The problem: Scan the material that follows. Copy every line containing the word "image".

— Start Provided records —

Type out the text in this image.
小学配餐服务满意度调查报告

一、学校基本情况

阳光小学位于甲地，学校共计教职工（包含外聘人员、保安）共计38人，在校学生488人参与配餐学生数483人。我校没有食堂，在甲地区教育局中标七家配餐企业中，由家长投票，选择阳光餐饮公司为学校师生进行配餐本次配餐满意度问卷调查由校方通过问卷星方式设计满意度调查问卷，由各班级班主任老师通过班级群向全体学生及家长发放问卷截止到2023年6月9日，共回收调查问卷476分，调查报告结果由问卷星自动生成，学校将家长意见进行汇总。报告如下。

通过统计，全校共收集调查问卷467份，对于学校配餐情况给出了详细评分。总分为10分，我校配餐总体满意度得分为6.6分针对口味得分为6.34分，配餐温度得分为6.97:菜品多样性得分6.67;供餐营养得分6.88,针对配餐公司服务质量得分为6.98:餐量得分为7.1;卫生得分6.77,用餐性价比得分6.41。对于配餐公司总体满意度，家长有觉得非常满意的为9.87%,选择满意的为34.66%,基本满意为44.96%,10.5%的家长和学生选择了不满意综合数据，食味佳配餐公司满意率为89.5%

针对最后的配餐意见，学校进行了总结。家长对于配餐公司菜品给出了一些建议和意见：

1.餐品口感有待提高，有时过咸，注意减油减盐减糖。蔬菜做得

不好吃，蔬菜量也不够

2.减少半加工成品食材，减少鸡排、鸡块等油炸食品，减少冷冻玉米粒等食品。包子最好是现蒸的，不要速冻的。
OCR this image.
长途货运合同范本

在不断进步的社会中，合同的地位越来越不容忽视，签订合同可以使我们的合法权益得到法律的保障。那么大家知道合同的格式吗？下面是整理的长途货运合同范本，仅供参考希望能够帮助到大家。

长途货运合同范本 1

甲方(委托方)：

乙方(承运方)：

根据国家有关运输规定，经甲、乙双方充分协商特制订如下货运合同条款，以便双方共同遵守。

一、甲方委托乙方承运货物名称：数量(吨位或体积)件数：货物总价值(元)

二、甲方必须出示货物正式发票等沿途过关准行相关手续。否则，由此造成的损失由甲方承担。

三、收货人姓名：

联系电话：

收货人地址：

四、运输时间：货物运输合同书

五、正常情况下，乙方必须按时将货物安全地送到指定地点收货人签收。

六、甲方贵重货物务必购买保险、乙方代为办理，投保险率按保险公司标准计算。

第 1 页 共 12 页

— End Provided records —

Full output:
Type out the text in this image.
OCR this image.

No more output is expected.